[Page segmentation data]
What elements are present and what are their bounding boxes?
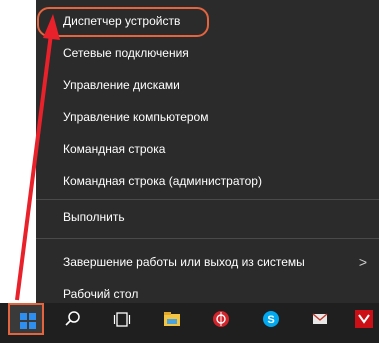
highlight-outline xyxy=(37,7,209,37)
winx-context-menu: Диспетчер устройств Сетевые подключения … xyxy=(36,0,379,303)
menu-item-computer-management[interactable]: Управление компьютером xyxy=(36,101,379,133)
menu-item-command-prompt-admin[interactable]: Командная строка (администратор) xyxy=(36,165,379,197)
menu-item-disk-management[interactable]: Управление дисками xyxy=(36,69,379,101)
menu-item-label: Командная строка (администратор) xyxy=(63,174,262,188)
menu-item-label: Выполнить xyxy=(63,210,125,224)
svg-text:S: S xyxy=(267,314,274,326)
opera-icon[interactable] xyxy=(355,310,373,328)
menu-item-label: Командная строка xyxy=(63,142,166,156)
task-view-icon[interactable] xyxy=(113,310,131,328)
menu-item-label: Управление компьютером xyxy=(63,110,209,124)
menu-item-shutdown-signout[interactable]: Завершение работы или выход из системы > xyxy=(36,246,379,278)
menu-separator xyxy=(36,199,379,200)
menu-item-run[interactable]: Выполнить xyxy=(36,201,379,233)
menu-item-label: Завершение работы или выход из системы xyxy=(63,255,305,269)
menu-item-network-connections[interactable]: Сетевые подключения xyxy=(36,37,379,69)
search-icon[interactable] xyxy=(64,310,82,328)
menu-item-label: Сетевые подключения xyxy=(63,46,189,60)
antivirus-icon[interactable] xyxy=(212,310,230,328)
file-explorer-icon[interactable] xyxy=(163,310,181,328)
chevron-right-icon: > xyxy=(358,254,367,270)
menu-separator xyxy=(36,238,379,239)
windows-logo-icon xyxy=(20,313,36,329)
start-button[interactable] xyxy=(8,303,44,335)
mail-icon[interactable] xyxy=(311,310,329,328)
menu-item-command-prompt[interactable]: Командная строка xyxy=(36,133,379,165)
skype-icon[interactable]: S xyxy=(262,310,280,328)
menu-item-label: Управление дисками xyxy=(63,78,180,92)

:: Work order ::
Your answer should be every entry repeated exactly, minus the pictures.

:: Expected output ::
What elements are present and what are their bounding boxes?
highlight-outline xyxy=(37,7,209,37)
winx-context-menu: Диспетчер устройств Сетевые подключения … xyxy=(36,0,379,303)
menu-item-computer-management[interactable]: Управление компьютером xyxy=(36,101,379,133)
menu-item-command-prompt-admin[interactable]: Командная строка (администратор) xyxy=(36,165,379,197)
menu-item-disk-management[interactable]: Управление дисками xyxy=(36,69,379,101)
menu-item-label: Командная строка (администратор) xyxy=(63,174,262,188)
menu-item-label: Выполнить xyxy=(63,210,125,224)
svg-text:S: S xyxy=(267,314,274,326)
opera-icon[interactable] xyxy=(355,310,373,328)
menu-item-label: Командная строка xyxy=(63,142,166,156)
task-view-icon[interactable] xyxy=(113,310,131,328)
menu-item-label: Управление компьютером xyxy=(63,110,209,124)
menu-item-shutdown-signout[interactable]: Завершение работы или выход из системы > xyxy=(36,246,379,278)
menu-separator xyxy=(36,199,379,200)
menu-item-run[interactable]: Выполнить xyxy=(36,201,379,233)
menu-item-label: Завершение работы или выход из системы xyxy=(63,255,305,269)
menu-item-network-connections[interactable]: Сетевые подключения xyxy=(36,37,379,69)
search-icon[interactable] xyxy=(64,310,82,328)
menu-item-label: Сетевые подключения xyxy=(63,46,189,60)
antivirus-icon[interactable] xyxy=(212,310,230,328)
file-explorer-icon[interactable] xyxy=(163,310,181,328)
chevron-right-icon: > xyxy=(358,254,367,270)
menu-separator xyxy=(36,238,379,239)
windows-logo-icon xyxy=(20,313,36,329)
start-button[interactable] xyxy=(8,303,44,335)
mail-icon[interactable] xyxy=(311,310,329,328)
menu-item-command-prompt[interactable]: Командная строка xyxy=(36,133,379,165)
skype-icon[interactable]: S xyxy=(262,310,280,328)
menu-item-label: Управление дисками xyxy=(63,78,180,92)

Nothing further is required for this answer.